AIM: Repeat every line of the listing below exactly, minus the pictures.

-- start of INFORMATION GIVEN --

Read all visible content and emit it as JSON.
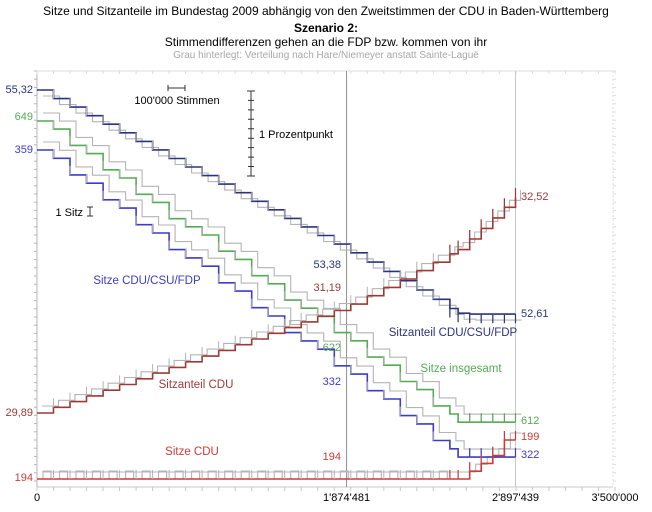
{
  "header": {
    "title": "Sitze und Sitzanteile im Bundestag 2009 abhängig von den Zweitstimmen der CDU in Baden-Württemberg",
    "scenario": "Szenario 2:",
    "scenario_detail": "Stimmendifferenzen gehen an die FDP bzw. kommen von ihr",
    "note": "Grau hinterlegt: Verteilung nach Hare/Niemeyer anstatt Sainte-Laguë"
  },
  "chart_data": {
    "type": "line",
    "subtype": "step",
    "title": "Sitze und Sitzanteile im Bundestag 2009 abhängig von den Zweitstimmen der CDU in Baden-Württemberg",
    "subtitle": "Szenario 2: Stimmendifferenzen gehen an die FDP bzw. kommen von ihr",
    "note": "Grau hinterlegt: Verteilung nach Hare/Niemeyer anstatt Sainte-Laguë",
    "xlabel": "Zweitstimmen der CDU in Baden-Württemberg",
    "x_range": [
      0,
      3500000
    ],
    "x_minor_tick_step": 100000,
    "x_ticks": [
      {
        "label": "0",
        "value": 0
      },
      {
        "label": "1'874'481",
        "value": 1874481
      },
      {
        "label": "2'897'439",
        "value": 2897439
      },
      {
        "label": "3'500'000",
        "value": 3500000
      }
    ],
    "reference_lines_x": [
      1874481,
      2897439
    ],
    "gray_color": "#b4b4b4",
    "legend": {
      "votes_scale": "100'000 Stimmen",
      "percent_scale": "1 Prozentpunkt",
      "seat_scale": "1 Sitz"
    },
    "series": [
      {
        "id": "sitzanteil_union_fdp",
        "name": "Sitzanteil CDU/CSU/FDP",
        "color": "#2b3380",
        "unit": "percent",
        "points": [
          {
            "x": 0,
            "y": 55.32
          },
          {
            "x": 1874481,
            "y": 53.38
          },
          {
            "x": 2560000,
            "y": 52.61
          },
          {
            "x": 2897439,
            "y": 52.61
          }
        ],
        "labels": {
          "start": "55,32",
          "mid": "53,38",
          "end": "52,61"
        }
      },
      {
        "id": "sitze_insgesamt",
        "name": "Sitze insgesamt",
        "color": "#55ab55",
        "unit": "seats",
        "points": [
          {
            "x": 0,
            "y": 649
          },
          {
            "x": 1874481,
            "y": 622
          },
          {
            "x": 2560000,
            "y": 612
          },
          {
            "x": 2897439,
            "y": 612
          }
        ],
        "labels": {
          "start": "649",
          "mid": "622",
          "end": "612"
        }
      },
      {
        "id": "sitze_union_fdp",
        "name": "Sitze CDU/CSU/FDP",
        "color": "#3c3cc8",
        "unit": "seats",
        "points": [
          {
            "x": 0,
            "y": 359
          },
          {
            "x": 1874481,
            "y": 332
          },
          {
            "x": 2560000,
            "y": 322
          },
          {
            "x": 2897439,
            "y": 322
          }
        ],
        "labels": {
          "start": "359",
          "mid": "332",
          "end": "322"
        }
      },
      {
        "id": "sitzanteil_cdu",
        "name": "Sitzanteil CDU",
        "color": "#9c3a38",
        "unit": "percent",
        "points": [
          {
            "x": 0,
            "y": 29.89
          },
          {
            "x": 1874481,
            "y": 31.19
          },
          {
            "x": 2550000,
            "y": 31.88
          },
          {
            "x": 2897439,
            "y": 32.52
          }
        ],
        "labels": {
          "start": "29,89",
          "mid": "31,19",
          "end": "32,52"
        }
      },
      {
        "id": "sitze_cdu",
        "name": "Sitze CDU",
        "color": "#cc3b39",
        "unit": "seats",
        "points": [
          {
            "x": 0,
            "y": 194
          },
          {
            "x": 2550000,
            "y": 194
          },
          {
            "x": 2860000,
            "y": 199
          },
          {
            "x": 2897439,
            "y": 199
          }
        ],
        "labels": {
          "start": "194",
          "mid": "194",
          "end": "199"
        }
      }
    ]
  }
}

-- end of INFORMATION GIVEN --

CORRECT OUTPUT:
Read all visible content and emit it as JSON.
{
  "header": {
    "title": "Sitze und Sitzanteile im Bundestag 2009 abhängig von den Zweitstimmen der CDU in Baden-Württemberg",
    "scenario": "Szenario 2:",
    "scenario_detail": "Stimmendifferenzen gehen an die FDP bzw. kommen von ihr",
    "note": "Grau hinterlegt: Verteilung nach Hare/Niemeyer anstatt Sainte-Laguë"
  },
  "chart_data": {
    "type": "line",
    "subtype": "step",
    "title": "Sitze und Sitzanteile im Bundestag 2009 abhängig von den Zweitstimmen der CDU in Baden-Württemberg",
    "subtitle": "Szenario 2: Stimmendifferenzen gehen an die FDP bzw. kommen von ihr",
    "note": "Grau hinterlegt: Verteilung nach Hare/Niemeyer anstatt Sainte-Laguë",
    "xlabel": "Zweitstimmen der CDU in Baden-Württemberg",
    "x_range": [
      0,
      3500000
    ],
    "x_minor_tick_step": 100000,
    "x_ticks": [
      {
        "label": "0",
        "value": 0
      },
      {
        "label": "1'874'481",
        "value": 1874481
      },
      {
        "label": "2'897'439",
        "value": 2897439
      },
      {
        "label": "3'500'000",
        "value": 3500000
      }
    ],
    "reference_lines_x": [
      1874481,
      2897439
    ],
    "gray_color": "#b4b4b4",
    "legend": {
      "votes_scale": "100'000 Stimmen",
      "percent_scale": "1 Prozentpunkt",
      "seat_scale": "1 Sitz"
    },
    "series": [
      {
        "id": "sitzanteil_union_fdp",
        "name": "Sitzanteil CDU/CSU/FDP",
        "color": "#2b3380",
        "unit": "percent",
        "points": [
          {
            "x": 0,
            "y": 55.32
          },
          {
            "x": 1874481,
            "y": 53.38
          },
          {
            "x": 2560000,
            "y": 52.61
          },
          {
            "x": 2897439,
            "y": 52.61
          }
        ],
        "labels": {
          "start": "55,32",
          "mid": "53,38",
          "end": "52,61"
        }
      },
      {
        "id": "sitze_insgesamt",
        "name": "Sitze insgesamt",
        "color": "#55ab55",
        "unit": "seats",
        "points": [
          {
            "x": 0,
            "y": 649
          },
          {
            "x": 1874481,
            "y": 622
          },
          {
            "x": 2560000,
            "y": 612
          },
          {
            "x": 2897439,
            "y": 612
          }
        ],
        "labels": {
          "start": "649",
          "mid": "622",
          "end": "612"
        }
      },
      {
        "id": "sitze_union_fdp",
        "name": "Sitze CDU/CSU/FDP",
        "color": "#3c3cc8",
        "unit": "seats",
        "points": [
          {
            "x": 0,
            "y": 359
          },
          {
            "x": 1874481,
            "y": 332
          },
          {
            "x": 2560000,
            "y": 322
          },
          {
            "x": 2897439,
            "y": 322
          }
        ],
        "labels": {
          "start": "359",
          "mid": "332",
          "end": "322"
        }
      },
      {
        "id": "sitzanteil_cdu",
        "name": "Sitzanteil CDU",
        "color": "#9c3a38",
        "unit": "percent",
        "points": [
          {
            "x": 0,
            "y": 29.89
          },
          {
            "x": 1874481,
            "y": 31.19
          },
          {
            "x": 2550000,
            "y": 31.88
          },
          {
            "x": 2897439,
            "y": 32.52
          }
        ],
        "labels": {
          "start": "29,89",
          "mid": "31,19",
          "end": "32,52"
        }
      },
      {
        "id": "sitze_cdu",
        "name": "Sitze CDU",
        "color": "#cc3b39",
        "unit": "seats",
        "points": [
          {
            "x": 0,
            "y": 194
          },
          {
            "x": 2550000,
            "y": 194
          },
          {
            "x": 2860000,
            "y": 199
          },
          {
            "x": 2897439,
            "y": 199
          }
        ],
        "labels": {
          "start": "194",
          "mid": "194",
          "end": "199"
        }
      }
    ]
  }
}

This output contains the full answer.